*Task to carry out*: Each record is to be transcribed exactly.

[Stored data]
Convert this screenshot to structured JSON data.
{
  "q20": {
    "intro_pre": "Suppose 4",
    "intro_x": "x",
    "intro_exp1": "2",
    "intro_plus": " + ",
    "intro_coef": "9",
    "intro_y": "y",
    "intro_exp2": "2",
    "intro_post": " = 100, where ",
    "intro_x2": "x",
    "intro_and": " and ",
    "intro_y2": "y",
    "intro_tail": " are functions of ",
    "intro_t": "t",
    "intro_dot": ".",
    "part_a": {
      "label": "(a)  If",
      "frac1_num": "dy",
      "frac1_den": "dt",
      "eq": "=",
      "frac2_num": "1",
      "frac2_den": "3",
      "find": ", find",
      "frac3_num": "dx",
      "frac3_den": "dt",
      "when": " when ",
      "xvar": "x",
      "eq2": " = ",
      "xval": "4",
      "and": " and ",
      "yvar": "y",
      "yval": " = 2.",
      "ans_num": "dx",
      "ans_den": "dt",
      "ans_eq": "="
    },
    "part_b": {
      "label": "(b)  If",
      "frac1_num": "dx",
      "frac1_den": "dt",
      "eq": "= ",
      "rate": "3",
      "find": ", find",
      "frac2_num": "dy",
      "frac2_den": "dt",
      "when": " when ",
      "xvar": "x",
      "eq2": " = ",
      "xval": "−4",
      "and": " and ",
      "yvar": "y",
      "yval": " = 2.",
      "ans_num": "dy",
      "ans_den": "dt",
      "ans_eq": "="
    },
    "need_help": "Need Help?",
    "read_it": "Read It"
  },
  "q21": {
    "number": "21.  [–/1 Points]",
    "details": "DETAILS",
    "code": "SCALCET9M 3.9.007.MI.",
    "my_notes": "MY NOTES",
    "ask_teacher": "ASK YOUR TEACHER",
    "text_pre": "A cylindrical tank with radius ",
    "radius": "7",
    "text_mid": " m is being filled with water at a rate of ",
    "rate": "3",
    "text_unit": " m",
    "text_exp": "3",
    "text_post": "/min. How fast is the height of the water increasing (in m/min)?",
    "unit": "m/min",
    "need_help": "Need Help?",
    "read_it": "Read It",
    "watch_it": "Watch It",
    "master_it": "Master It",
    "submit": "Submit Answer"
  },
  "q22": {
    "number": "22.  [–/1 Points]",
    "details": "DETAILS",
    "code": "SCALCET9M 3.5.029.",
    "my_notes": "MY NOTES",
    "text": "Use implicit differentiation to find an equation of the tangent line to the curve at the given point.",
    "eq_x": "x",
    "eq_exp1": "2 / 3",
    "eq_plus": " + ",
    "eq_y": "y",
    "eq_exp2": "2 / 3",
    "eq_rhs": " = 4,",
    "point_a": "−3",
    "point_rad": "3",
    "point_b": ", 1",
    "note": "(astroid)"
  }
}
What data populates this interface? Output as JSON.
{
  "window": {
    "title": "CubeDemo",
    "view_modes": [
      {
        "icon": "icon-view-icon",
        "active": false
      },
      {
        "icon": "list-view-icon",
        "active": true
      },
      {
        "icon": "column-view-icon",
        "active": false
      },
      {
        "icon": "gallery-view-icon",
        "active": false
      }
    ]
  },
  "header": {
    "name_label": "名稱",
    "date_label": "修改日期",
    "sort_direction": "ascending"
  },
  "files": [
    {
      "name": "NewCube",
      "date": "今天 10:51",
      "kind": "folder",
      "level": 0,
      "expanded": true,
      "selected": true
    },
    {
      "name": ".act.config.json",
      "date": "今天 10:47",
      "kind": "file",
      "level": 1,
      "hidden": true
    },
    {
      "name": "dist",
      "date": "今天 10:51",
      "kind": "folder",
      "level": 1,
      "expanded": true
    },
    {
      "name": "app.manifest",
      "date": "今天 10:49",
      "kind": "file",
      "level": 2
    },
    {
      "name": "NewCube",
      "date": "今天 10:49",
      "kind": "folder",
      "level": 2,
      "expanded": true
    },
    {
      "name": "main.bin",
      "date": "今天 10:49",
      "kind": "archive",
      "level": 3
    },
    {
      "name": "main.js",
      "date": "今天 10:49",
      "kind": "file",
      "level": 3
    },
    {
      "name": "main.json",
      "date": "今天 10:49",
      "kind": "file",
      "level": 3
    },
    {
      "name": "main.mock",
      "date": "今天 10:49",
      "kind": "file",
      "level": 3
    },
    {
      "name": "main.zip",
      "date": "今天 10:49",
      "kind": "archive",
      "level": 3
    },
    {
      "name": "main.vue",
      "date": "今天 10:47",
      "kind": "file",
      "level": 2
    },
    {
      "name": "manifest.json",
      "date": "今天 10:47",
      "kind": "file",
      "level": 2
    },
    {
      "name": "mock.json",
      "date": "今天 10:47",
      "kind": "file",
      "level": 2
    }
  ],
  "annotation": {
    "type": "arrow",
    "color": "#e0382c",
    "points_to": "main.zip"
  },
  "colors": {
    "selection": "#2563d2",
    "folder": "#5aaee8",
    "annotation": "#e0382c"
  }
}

*Solution for this problem*:
Convert this screenshot to structured JSON data.
{
  "q20": {
    "intro_pre": "Suppose 4",
    "intro_x": "x",
    "intro_exp1": "2",
    "intro_plus": " + ",
    "intro_coef": "9",
    "intro_y": "y",
    "intro_exp2": "2",
    "intro_post": " = 100, where ",
    "intro_x2": "x",
    "intro_and": " and ",
    "intro_y2": "y",
    "intro_tail": " are functions of ",
    "intro_t": "t",
    "intro_dot": ".",
    "part_a": {
      "label": "(a)  If",
      "frac1_num": "dy",
      "frac1_den": "dt",
      "eq": "=",
      "frac2_num": "1",
      "frac2_den": "3",
      "find": ", find",
      "frac3_num": "dx",
      "frac3_den": "dt",
      "when": " when ",
      "xvar": "x",
      "eq2": " = ",
      "xval": "4",
      "and": " and ",
      "yvar": "y",
      "yval": " = 2.",
      "ans_num": "dx",
      "ans_den": "dt",
      "ans_eq": "="
    },
    "part_b": {
      "label": "(b)  If",
      "frac1_num": "dx",
      "frac1_den": "dt",
      "eq": "= ",
      "rate": "3",
      "find": ", find",
      "frac2_num": "dy",
      "frac2_den": "dt",
      "when": " when ",
      "xvar": "x",
      "eq2": " = ",
      "xval": "−4",
      "and": " and ",
      "yvar": "y",
      "yval": " = 2.",
      "ans_num": "dy",
      "ans_den": "dt",
      "ans_eq": "="
    },
    "need_help": "Need Help?",
    "read_it": "Read It"
  },
  "q21": {
    "number": "21.  [–/1 Points]",
    "details": "DETAILS",
    "code": "SCALCET9M 3.9.007.MI.",
    "my_notes": "MY NOTES",
    "ask_teacher": "ASK YOUR TEACHER",
    "text_pre": "A cylindrical tank with radius ",
    "radius": "7",
    "text_mid": " m is being filled with water at a rate of ",
    "rate": "3",
    "text_unit": " m",
    "text_exp": "3",
    "text_post": "/min. How fast is the height of the water increasing (in m/min)?",
    "unit": "m/min",
    "need_help": "Need Help?",
    "read_it": "Read It",
    "watch_it": "Watch It",
    "master_it": "Master It",
    "submit": "Submit Answer"
  },
  "q22": {
    "number": "22.  [–/1 Points]",
    "details": "DETAILS",
    "code": "SCALCET9M 3.5.029.",
    "my_notes": "MY NOTES",
    "text": "Use implicit differentiation to find an equation of the tangent line to the curve at the given point.",
    "eq_x": "x",
    "eq_exp1": "2 / 3",
    "eq_plus": " + ",
    "eq_y": "y",
    "eq_exp2": "2 / 3",
    "eq_rhs": " = 4,",
    "point_a": "−3",
    "point_rad": "3",
    "point_b": ", 1",
    "note": "(astroid)"
  }
}
What data populates this interface? Output as JSON.
{
  "window": {
    "title": "CubeDemo",
    "view_modes": [
      {
        "icon": "icon-view-icon",
        "active": false
      },
      {
        "icon": "list-view-icon",
        "active": true
      },
      {
        "icon": "column-view-icon",
        "active": false
      },
      {
        "icon": "gallery-view-icon",
        "active": false
      }
    ]
  },
  "header": {
    "name_label": "名稱",
    "date_label": "修改日期",
    "sort_direction": "ascending"
  },
  "files": [
    {
      "name": "NewCube",
      "date": "今天 10:51",
      "kind": "folder",
      "level": 0,
      "expanded": true,
      "selected": true
    },
    {
      "name": ".act.config.json",
      "date": "今天 10:47",
      "kind": "file",
      "level": 1,
      "hidden": true
    },
    {
      "name": "dist",
      "date": "今天 10:51",
      "kind": "folder",
      "level": 1,
      "expanded": true
    },
    {
      "name": "app.manifest",
      "date": "今天 10:49",
      "kind": "file",
      "level": 2
    },
    {
      "name": "NewCube",
      "date": "今天 10:49",
      "kind": "folder",
      "level": 2,
      "expanded": true
    },
    {
      "name": "main.bin",
      "date": "今天 10:49",
      "kind": "archive",
      "level": 3
    },
    {
      "name": "main.js",
      "date": "今天 10:49",
      "kind": "file",
      "level": 3
    },
    {
      "name": "main.json",
      "date": "今天 10:49",
      "kind": "file",
      "level": 3
    },
    {
      "name": "main.mock",
      "date": "今天 10:49",
      "kind": "file",
      "level": 3
    },
    {
      "name": "main.zip",
      "date": "今天 10:49",
      "kind": "archive",
      "level": 3
    },
    {
      "name": "main.vue",
      "date": "今天 10:47",
      "kind": "file",
      "level": 2
    },
    {
      "name": "manifest.json",
      "date": "今天 10:47",
      "kind": "file",
      "level": 2
    },
    {
      "name": "mock.json",
      "date": "今天 10:47",
      "kind": "file",
      "level": 2
    }
  ],
  "annotation": {
    "type": "arrow",
    "color": "#e0382c",
    "points_to": "main.zip"
  },
  "colors": {
    "selection": "#2563d2",
    "folder": "#5aaee8",
    "annotation": "#e0382c"
  }
}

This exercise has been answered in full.